--- begin ---

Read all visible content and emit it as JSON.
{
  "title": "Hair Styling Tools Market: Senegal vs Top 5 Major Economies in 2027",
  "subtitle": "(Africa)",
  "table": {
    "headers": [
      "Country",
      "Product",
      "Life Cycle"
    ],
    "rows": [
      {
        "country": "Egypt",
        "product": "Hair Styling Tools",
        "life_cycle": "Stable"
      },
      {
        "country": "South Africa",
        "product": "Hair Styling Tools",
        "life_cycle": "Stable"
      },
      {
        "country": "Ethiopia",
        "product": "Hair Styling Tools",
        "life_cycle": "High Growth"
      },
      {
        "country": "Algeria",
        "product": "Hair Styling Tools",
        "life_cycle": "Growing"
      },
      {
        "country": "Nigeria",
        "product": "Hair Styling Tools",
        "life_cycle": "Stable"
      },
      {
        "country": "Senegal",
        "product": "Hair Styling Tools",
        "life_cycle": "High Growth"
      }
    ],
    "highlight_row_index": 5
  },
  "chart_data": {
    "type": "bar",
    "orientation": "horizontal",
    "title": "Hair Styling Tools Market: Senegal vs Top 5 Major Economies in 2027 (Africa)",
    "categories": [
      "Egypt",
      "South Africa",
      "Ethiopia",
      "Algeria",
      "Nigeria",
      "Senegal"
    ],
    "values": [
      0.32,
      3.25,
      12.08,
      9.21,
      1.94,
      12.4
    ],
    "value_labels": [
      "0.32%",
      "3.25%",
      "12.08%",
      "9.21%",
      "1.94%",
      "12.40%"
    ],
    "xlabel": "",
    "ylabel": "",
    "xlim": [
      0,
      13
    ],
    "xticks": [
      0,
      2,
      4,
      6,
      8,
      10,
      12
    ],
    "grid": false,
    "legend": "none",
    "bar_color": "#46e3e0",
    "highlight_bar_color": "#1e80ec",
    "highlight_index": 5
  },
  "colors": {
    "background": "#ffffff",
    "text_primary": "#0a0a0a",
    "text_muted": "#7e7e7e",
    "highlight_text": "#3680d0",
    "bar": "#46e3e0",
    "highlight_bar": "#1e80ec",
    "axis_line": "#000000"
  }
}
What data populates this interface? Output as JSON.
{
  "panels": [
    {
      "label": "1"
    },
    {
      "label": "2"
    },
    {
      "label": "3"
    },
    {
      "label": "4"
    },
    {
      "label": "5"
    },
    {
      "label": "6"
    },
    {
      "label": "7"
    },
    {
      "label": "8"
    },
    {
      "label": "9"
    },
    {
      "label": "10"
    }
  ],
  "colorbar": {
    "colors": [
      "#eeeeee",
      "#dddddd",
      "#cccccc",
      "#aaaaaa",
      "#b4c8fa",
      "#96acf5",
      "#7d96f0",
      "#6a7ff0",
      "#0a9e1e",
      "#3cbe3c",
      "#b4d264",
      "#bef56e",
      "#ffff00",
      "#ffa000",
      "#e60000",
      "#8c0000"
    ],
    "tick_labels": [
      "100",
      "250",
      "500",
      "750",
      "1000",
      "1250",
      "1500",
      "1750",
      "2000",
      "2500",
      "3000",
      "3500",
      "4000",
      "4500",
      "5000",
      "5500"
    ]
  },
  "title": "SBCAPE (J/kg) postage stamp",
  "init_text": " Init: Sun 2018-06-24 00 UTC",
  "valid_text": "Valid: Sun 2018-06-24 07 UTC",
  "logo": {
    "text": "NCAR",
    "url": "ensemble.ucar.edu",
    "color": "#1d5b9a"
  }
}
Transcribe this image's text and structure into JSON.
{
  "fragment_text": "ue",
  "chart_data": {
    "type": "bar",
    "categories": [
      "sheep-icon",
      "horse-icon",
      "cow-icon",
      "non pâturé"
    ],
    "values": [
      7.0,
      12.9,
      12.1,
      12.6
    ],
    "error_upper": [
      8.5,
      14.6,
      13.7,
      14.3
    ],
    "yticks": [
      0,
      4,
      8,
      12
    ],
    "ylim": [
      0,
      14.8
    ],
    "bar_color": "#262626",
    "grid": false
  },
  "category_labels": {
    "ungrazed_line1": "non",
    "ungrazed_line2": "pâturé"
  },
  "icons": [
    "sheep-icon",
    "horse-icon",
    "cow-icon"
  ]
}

--- end ---

[Prompt]:
Copy out the whole listing exactly.

[Answer to the problem]:
Read all visible content and emit it as JSON.
{
  "title": "Hair Styling Tools Market: Senegal vs Top 5 Major Economies in 2027",
  "subtitle": "(Africa)",
  "table": {
    "headers": [
      "Country",
      "Product",
      "Life Cycle"
    ],
    "rows": [
      {
        "country": "Egypt",
        "product": "Hair Styling Tools",
        "life_cycle": "Stable"
      },
      {
        "country": "South Africa",
        "product": "Hair Styling Tools",
        "life_cycle": "Stable"
      },
      {
        "country": "Ethiopia",
        "product": "Hair Styling Tools",
        "life_cycle": "High Growth"
      },
      {
        "country": "Algeria",
        "product": "Hair Styling Tools",
        "life_cycle": "Growing"
      },
      {
        "country": "Nigeria",
        "product": "Hair Styling Tools",
        "life_cycle": "Stable"
      },
      {
        "country": "Senegal",
        "product": "Hair Styling Tools",
        "life_cycle": "High Growth"
      }
    ],
    "highlight_row_index": 5
  },
  "chart_data": {
    "type": "bar",
    "orientation": "horizontal",
    "title": "Hair Styling Tools Market: Senegal vs Top 5 Major Economies in 2027 (Africa)",
    "categories": [
      "Egypt",
      "South Africa",
      "Ethiopia",
      "Algeria",
      "Nigeria",
      "Senegal"
    ],
    "values": [
      0.32,
      3.25,
      12.08,
      9.21,
      1.94,
      12.4
    ],
    "value_labels": [
      "0.32%",
      "3.25%",
      "12.08%",
      "9.21%",
      "1.94%",
      "12.40%"
    ],
    "xlabel": "",
    "ylabel": "",
    "xlim": [
      0,
      13
    ],
    "xticks": [
      0,
      2,
      4,
      6,
      8,
      10,
      12
    ],
    "grid": false,
    "legend": "none",
    "bar_color": "#46e3e0",
    "highlight_bar_color": "#1e80ec",
    "highlight_index": 5
  },
  "colors": {
    "background": "#ffffff",
    "text_primary": "#0a0a0a",
    "text_muted": "#7e7e7e",
    "highlight_text": "#3680d0",
    "bar": "#46e3e0",
    "highlight_bar": "#1e80ec",
    "axis_line": "#000000"
  }
}
What data populates this interface? Output as JSON.
{
  "panels": [
    {
      "label": "1"
    },
    {
      "label": "2"
    },
    {
      "label": "3"
    },
    {
      "label": "4"
    },
    {
      "label": "5"
    },
    {
      "label": "6"
    },
    {
      "label": "7"
    },
    {
      "label": "8"
    },
    {
      "label": "9"
    },
    {
      "label": "10"
    }
  ],
  "colorbar": {
    "colors": [
      "#eeeeee",
      "#dddddd",
      "#cccccc",
      "#aaaaaa",
      "#b4c8fa",
      "#96acf5",
      "#7d96f0",
      "#6a7ff0",
      "#0a9e1e",
      "#3cbe3c",
      "#b4d264",
      "#bef56e",
      "#ffff00",
      "#ffa000",
      "#e60000",
      "#8c0000"
    ],
    "tick_labels": [
      "100",
      "250",
      "500",
      "750",
      "1000",
      "1250",
      "1500",
      "1750",
      "2000",
      "2500",
      "3000",
      "3500",
      "4000",
      "4500",
      "5000",
      "5500"
    ]
  },
  "title": "SBCAPE (J/kg) postage stamp",
  "init_text": " Init: Sun 2018-06-24 00 UTC",
  "valid_text": "Valid: Sun 2018-06-24 07 UTC",
  "logo": {
    "text": "NCAR",
    "url": "ensemble.ucar.edu",
    "color": "#1d5b9a"
  }
}
Transcribe this image's text and structure into JSON.
{
  "fragment_text": "ue",
  "chart_data": {
    "type": "bar",
    "categories": [
      "sheep-icon",
      "horse-icon",
      "cow-icon",
      "non pâturé"
    ],
    "values": [
      7.0,
      12.9,
      12.1,
      12.6
    ],
    "error_upper": [
      8.5,
      14.6,
      13.7,
      14.3
    ],
    "yticks": [
      0,
      4,
      8,
      12
    ],
    "ylim": [
      0,
      14.8
    ],
    "bar_color": "#262626",
    "grid": false
  },
  "category_labels": {
    "ungrazed_line1": "non",
    "ungrazed_line2": "pâturé"
  },
  "icons": [
    "sheep-icon",
    "horse-icon",
    "cow-icon"
  ]
}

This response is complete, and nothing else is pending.